A run of records

■ ■ ■ ■

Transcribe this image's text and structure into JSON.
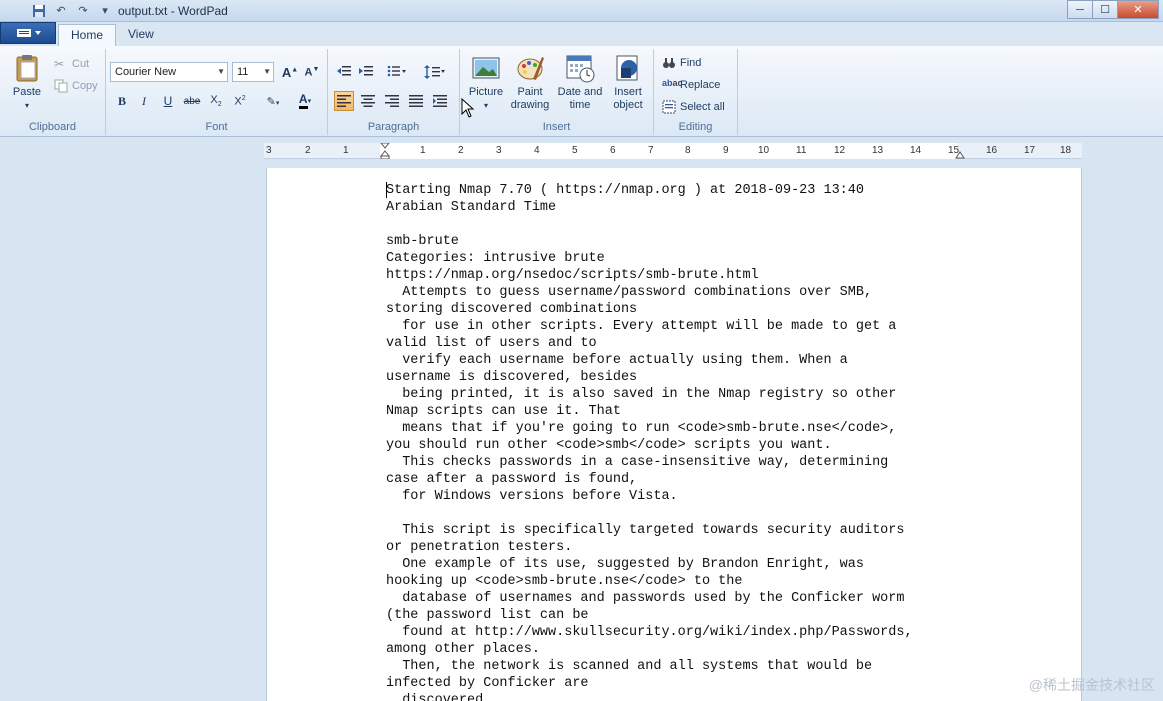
{
  "window": {
    "title": "output.txt - WordPad",
    "minimize_icon": "minimize-icon",
    "maximize_icon": "maximize-icon",
    "close_icon": "close-icon"
  },
  "tabs": [
    {
      "label": "Home",
      "active": true
    },
    {
      "label": "View",
      "active": false
    }
  ],
  "ribbon": {
    "clipboard": {
      "label": "Clipboard",
      "paste": "Paste",
      "cut": "Cut",
      "copy": "Copy"
    },
    "font": {
      "label": "Font",
      "family": "Courier New",
      "size": "11"
    },
    "paragraph": {
      "label": "Paragraph"
    },
    "insert": {
      "label": "Insert",
      "picture": "Picture",
      "paint": "Paint drawing",
      "paint_line1": "Paint",
      "paint_line2": "drawing",
      "datetime_line1": "Date and",
      "datetime_line2": "time",
      "object_line1": "Insert",
      "object_line2": "object"
    },
    "editing": {
      "label": "Editing",
      "find": "Find",
      "replace": "Replace",
      "select_all": "Select all"
    }
  },
  "ruler": {
    "labels": [
      "3",
      "2",
      "1",
      "1",
      "2",
      "3",
      "4",
      "5",
      "6",
      "7",
      "8",
      "9",
      "10",
      "11",
      "12",
      "13",
      "14",
      "15",
      "16",
      "17",
      "18"
    ]
  },
  "document": {
    "lines": [
      "Starting Nmap 7.70 ( https://nmap.org ) at 2018-09-23 13:40",
      "Arabian Standard Time",
      "",
      "smb-brute",
      "Categories: intrusive brute",
      "https://nmap.org/nsedoc/scripts/smb-brute.html",
      "  Attempts to guess username/password combinations over SMB,",
      "storing discovered combinations",
      "  for use in other scripts. Every attempt will be made to get a",
      "valid list of users and to",
      "  verify each username before actually using them. When a",
      "username is discovered, besides",
      "  being printed, it is also saved in the Nmap registry so other",
      "Nmap scripts can use it. That",
      "  means that if you're going to run <code>smb-brute.nse</code>,",
      "you should run other <code>smb</code> scripts you want.",
      "  This checks passwords in a case-insensitive way, determining",
      "case after a password is found,",
      "  for Windows versions before Vista.",
      "",
      "  This script is specifically targeted towards security auditors",
      "or penetration testers.",
      "  One example of its use, suggested by Brandon Enright, was",
      "hooking up <code>smb-brute.nse</code> to the",
      "  database of usernames and passwords used by the Conficker worm",
      "(the password list can be",
      "  found at http://www.skullsecurity.org/wiki/index.php/Passwords,",
      "among other places.",
      "  Then, the network is scanned and all systems that would be",
      "infected by Conficker are",
      "  discovered"
    ]
  },
  "watermark": "@稀土掘金技术社区",
  "colors": {
    "ribbon_bg": "#dce8f5",
    "selected_button": "#f4b75e",
    "workspace": "#d7e4f2"
  }
}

■ ■ ■ ■

Pull out every line of the records that includes the string "case".

| Reply |
      "  This checks passwords in a case-insensitive way, determining",
      "case after a password is found,",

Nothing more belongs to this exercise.